### EJERCICIO
Cite de forma literal el pasaje del texto sobre la mentira que se abre con las palabras "Todos mienten menos" y se cierra con "a la mentira?".

### TEXTO MOSTRADO

=-=-=-=-=

Todos mienten y todos mentimos y la sensación de extrañeza es cada día más familiar
Ya estamos acostumbrados: todos mienten y en este mundo no hay otra manera de defenderse que a través de la mentira. No nos sintamos culpables: mentimos siendo educados y aprendemos a mentir en el colegio cuando nos escaqueamos de alguna tarea, mentimos diariamente a nuestras parejas y familiares y el mundo laboral es el entorno de la mentira por antonomasia en el que todos se jactan de logros no conseguidos porque todos lo hacen, y nos es imposible sobrevivir diciendo la verdad.
Esta pandemia, con tanta solidaridad ficticia (digámoslo ya) nos ha enseñado una cruel verdad: estamos solos y lo teñimos de solidaridad, de un extraño gen ciudadano que parece habitar por doquier que nos ha convertido en miembros de una sociedad que hay que proteger a consta de sacrificar nuestra propia individualidad por un bien supremo: nuestra propia supervivencia a través de la sociedad. Egoísmos compartidos (lo dijera Platón o no).
Por doquier la gente presume de solidaridad y acusa tácitamente al otro de llevar o no mascarilla y de ser insolidario. Menuda palabra en la sociedad del egoísmo en la que ya sólo nos importa que no nos contagien de un virus sobre el que no hay datos a nivel masivo porque las pruebas salen demasiado caras para tener datos fiables y, mientras, no tenemos más compañero que el medio y las “mentiras” de los datos en los medios de comunicación.
No, no digo que el coronavirus no exista ni digo que los datos no sean reales, cualquier dato puede llegar a serlo si se aplica el objeto de estudio sobre un segmento de la población adecuado para obtener la respuesta adecuada. ¿Es acaso menos mentira? No importa ya a estas alturas que la conciencia del miedo tiene que superar la conciencia individual y la creencia en el bien común en el que nadie cree sustituye a la verdad, tan simple como evidente y es que tenemos miedo a la muerte y mil profetas podremos inventar de mil promesas ficticias o reales que nunca llegaremos a comprobar.
Pedimos ahora ayuda a la ciencia basada en datos estadísticos que nos diga que no vamos a morir, en gobiernos construidos en torno a promesas incumplidas que nunca pensaron llegar a cumplir y no por ello mentían: sólo era su trabajo como el del ciudadano creer que nadie puede cumplir lo que promete. Es parte del proceso.
Es parte del proceso creer que todo volverá, que celebraremos la Navidad mientras las autoridades pasan uno a uno los controles sanitarios burocráticos pertinentes para que, en el camino, nos muramos un poco más de asco cada día, mientras creemos que, entre mentira y mentira, alguien por error pronuncie alguna verdad de soslayo, como si mentir no fuera su trabajo.
Todos mienten menos nosotros, buenos ciudadanos que cada día cumplimos las normas sin rechistar y le aclaramos al vecino cómo hacer correctamente las cosas. ¿Alguien esperar (de verdad de la buena) que alguien no mienta en una sociedad construida en torno a la mentira?
No es mentira el coronavirus, no seamos hipócritas, tampoco será mentira que los que siempre mienten están aquí “para salvar vidas” ni mentira es que los créditos de este desastre económicos se pagarán con intereses a los que “nos prestan” su desinteresada ayuda para que toda la sociedad pueda seguir funcionando. Es verdad, qué buenos son.
No es un invento el llamado “mundo real”, no: sólo es un agregado de mentiras en las que no tenemos más remedio que creer para no volvernos más locos, para no resignarnos y creer que, al final, mentimos todos.
Menos yo, claro.
En una mentira necesaria.
A veces, incluso en una «bella mentira».

=-=-=-=-=

### EXTRACTOS DE DATOS
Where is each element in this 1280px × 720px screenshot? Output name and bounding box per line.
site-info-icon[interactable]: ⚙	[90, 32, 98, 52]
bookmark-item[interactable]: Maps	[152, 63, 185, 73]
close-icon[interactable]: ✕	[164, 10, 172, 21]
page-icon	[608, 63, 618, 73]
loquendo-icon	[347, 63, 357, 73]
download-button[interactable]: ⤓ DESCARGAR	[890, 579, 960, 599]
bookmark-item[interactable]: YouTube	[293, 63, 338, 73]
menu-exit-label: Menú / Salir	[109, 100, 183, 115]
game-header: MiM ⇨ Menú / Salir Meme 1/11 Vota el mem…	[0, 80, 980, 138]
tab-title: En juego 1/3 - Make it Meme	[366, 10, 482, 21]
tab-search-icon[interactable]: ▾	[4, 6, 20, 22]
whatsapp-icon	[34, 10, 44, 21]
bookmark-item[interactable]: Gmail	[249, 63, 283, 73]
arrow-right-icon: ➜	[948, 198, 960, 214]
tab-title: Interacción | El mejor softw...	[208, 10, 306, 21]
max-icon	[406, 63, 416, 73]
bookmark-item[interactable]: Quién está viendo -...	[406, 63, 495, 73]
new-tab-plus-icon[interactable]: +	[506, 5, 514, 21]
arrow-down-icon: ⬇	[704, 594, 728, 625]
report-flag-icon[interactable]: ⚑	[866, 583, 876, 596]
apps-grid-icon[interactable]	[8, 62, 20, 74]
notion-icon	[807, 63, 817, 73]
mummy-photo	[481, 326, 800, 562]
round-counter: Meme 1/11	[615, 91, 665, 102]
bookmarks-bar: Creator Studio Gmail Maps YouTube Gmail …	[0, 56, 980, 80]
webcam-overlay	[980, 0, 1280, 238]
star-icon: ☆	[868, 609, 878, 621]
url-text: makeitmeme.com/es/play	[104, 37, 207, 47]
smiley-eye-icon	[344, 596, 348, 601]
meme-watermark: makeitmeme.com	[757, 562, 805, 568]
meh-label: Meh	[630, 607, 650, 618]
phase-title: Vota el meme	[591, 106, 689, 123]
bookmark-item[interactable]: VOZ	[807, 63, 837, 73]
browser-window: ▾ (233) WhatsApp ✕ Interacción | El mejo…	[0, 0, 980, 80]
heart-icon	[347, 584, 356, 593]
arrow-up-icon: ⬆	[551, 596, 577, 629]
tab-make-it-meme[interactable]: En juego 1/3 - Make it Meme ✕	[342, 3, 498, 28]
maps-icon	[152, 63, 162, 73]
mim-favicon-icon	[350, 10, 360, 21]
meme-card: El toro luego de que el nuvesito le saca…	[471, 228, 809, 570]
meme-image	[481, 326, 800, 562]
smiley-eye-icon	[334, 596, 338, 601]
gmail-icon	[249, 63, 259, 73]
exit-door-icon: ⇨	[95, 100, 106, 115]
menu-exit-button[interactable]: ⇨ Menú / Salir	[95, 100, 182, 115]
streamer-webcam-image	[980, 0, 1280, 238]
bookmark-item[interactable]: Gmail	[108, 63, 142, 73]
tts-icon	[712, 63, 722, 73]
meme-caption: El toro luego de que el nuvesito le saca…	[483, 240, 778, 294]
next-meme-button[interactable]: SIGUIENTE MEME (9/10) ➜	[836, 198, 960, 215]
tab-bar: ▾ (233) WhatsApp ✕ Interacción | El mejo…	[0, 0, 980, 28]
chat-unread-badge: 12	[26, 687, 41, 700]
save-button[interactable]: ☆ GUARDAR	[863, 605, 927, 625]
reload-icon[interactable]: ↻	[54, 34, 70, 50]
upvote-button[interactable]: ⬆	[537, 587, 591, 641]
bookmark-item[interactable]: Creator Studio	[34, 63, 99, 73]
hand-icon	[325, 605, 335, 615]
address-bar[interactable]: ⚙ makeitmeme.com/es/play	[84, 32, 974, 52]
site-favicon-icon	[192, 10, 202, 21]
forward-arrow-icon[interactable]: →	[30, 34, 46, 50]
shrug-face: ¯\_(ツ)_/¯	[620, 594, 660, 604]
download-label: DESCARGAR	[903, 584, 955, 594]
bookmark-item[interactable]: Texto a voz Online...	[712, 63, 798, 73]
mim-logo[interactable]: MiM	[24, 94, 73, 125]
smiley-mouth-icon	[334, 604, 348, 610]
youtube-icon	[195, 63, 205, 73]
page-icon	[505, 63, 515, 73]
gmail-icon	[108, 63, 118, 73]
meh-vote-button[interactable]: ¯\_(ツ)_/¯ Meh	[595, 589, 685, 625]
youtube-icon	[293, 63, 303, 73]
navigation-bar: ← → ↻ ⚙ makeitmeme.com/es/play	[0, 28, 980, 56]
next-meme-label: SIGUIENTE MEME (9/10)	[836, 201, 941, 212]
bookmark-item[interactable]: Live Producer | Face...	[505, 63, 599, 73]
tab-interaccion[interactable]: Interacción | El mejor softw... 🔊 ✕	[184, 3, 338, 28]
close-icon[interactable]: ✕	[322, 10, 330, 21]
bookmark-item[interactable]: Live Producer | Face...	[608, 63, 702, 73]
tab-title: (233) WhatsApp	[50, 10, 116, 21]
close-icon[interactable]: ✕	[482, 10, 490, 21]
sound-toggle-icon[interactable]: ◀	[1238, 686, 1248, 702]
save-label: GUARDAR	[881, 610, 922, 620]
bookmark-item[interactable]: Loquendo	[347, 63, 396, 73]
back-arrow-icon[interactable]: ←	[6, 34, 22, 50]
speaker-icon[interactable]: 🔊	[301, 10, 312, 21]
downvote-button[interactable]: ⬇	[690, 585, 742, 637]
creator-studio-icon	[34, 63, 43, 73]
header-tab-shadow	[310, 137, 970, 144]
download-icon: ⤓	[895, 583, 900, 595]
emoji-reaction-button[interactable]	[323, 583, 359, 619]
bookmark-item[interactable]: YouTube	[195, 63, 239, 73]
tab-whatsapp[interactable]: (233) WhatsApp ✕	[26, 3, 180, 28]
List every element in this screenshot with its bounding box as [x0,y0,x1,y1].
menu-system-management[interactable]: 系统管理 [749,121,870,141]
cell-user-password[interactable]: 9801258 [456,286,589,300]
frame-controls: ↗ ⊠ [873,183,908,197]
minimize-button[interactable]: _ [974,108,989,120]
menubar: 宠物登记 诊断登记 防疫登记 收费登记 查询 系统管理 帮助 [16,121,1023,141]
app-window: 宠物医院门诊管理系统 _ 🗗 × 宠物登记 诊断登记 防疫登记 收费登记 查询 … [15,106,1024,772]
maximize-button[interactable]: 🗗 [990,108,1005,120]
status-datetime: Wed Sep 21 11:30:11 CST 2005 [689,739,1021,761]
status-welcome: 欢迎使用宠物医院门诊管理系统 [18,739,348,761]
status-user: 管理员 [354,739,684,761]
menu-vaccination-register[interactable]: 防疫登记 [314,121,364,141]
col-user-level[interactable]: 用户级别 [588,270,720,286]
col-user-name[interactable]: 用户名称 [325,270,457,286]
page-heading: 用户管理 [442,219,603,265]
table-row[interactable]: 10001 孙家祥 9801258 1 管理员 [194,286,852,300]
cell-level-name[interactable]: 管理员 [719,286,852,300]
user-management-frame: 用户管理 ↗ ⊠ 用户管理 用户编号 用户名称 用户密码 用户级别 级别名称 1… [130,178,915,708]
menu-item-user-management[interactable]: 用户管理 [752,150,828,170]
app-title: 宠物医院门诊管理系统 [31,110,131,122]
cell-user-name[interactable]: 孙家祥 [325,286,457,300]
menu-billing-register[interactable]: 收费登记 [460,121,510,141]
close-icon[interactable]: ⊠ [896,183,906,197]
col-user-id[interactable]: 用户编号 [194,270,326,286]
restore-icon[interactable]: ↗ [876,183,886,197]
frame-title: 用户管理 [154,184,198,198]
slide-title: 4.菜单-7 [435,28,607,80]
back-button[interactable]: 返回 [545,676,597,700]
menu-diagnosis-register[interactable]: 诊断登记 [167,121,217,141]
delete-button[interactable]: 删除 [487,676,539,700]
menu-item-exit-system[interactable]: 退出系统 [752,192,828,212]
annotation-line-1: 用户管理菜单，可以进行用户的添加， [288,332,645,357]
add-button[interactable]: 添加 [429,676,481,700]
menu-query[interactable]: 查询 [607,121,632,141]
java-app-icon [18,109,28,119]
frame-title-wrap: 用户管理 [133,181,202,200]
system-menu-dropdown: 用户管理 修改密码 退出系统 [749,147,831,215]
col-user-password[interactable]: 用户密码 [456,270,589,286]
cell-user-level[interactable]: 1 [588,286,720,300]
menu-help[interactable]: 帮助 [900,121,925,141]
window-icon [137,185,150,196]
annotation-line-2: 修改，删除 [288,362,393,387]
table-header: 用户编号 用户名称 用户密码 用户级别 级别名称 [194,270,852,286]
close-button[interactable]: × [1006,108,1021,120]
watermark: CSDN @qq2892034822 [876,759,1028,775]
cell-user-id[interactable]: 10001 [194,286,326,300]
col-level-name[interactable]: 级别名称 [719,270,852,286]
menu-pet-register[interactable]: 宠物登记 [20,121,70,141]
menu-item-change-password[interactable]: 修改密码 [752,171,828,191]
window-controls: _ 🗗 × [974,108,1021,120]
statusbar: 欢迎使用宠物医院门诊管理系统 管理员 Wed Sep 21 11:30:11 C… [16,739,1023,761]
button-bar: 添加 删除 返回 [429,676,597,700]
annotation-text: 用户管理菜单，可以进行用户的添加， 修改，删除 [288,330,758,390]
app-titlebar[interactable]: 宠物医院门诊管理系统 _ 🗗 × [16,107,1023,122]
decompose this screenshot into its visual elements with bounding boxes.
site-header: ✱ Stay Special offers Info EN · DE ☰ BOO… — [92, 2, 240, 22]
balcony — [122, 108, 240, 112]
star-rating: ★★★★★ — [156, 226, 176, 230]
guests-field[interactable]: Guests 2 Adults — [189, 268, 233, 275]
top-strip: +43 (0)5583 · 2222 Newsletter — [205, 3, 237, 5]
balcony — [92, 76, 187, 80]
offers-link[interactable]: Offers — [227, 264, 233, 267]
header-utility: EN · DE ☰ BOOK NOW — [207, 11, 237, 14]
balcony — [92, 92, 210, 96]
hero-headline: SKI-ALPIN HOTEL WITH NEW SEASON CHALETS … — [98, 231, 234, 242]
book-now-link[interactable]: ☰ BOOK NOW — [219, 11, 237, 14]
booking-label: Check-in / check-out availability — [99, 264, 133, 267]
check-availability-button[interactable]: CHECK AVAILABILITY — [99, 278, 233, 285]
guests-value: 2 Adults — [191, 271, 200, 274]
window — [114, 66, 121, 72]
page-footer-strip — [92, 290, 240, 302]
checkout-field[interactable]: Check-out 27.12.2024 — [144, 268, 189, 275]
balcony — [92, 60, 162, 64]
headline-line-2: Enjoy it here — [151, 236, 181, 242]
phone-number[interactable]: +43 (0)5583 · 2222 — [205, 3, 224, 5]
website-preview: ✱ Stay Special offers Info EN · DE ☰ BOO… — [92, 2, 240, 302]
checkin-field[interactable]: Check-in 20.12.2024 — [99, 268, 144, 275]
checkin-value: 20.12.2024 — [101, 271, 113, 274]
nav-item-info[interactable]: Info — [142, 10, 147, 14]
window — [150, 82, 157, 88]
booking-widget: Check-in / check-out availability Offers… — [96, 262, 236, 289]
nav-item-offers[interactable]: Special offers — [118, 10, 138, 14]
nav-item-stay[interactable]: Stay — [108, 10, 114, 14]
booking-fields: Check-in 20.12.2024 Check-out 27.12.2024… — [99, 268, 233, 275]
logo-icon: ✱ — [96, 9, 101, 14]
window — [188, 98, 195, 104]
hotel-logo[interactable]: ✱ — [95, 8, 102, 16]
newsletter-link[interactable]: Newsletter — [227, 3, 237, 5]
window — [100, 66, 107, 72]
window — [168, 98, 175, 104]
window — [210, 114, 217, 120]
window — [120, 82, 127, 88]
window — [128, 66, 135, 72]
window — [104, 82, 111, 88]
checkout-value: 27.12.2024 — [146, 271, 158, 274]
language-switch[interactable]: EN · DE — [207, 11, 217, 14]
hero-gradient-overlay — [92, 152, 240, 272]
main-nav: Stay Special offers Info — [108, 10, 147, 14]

=-=-=-=-=

### SOLUCIÓN
Todos mienten menos nosotros, buenos ciudadanos que cada día cumplimos las normas sin rechistar y le aclaramos al vecino cómo hacer correctamente las cosas. ¿Alguien esperar (de verdad de la buena) que alguien no mienta en una sociedad construida en torno a la mentira?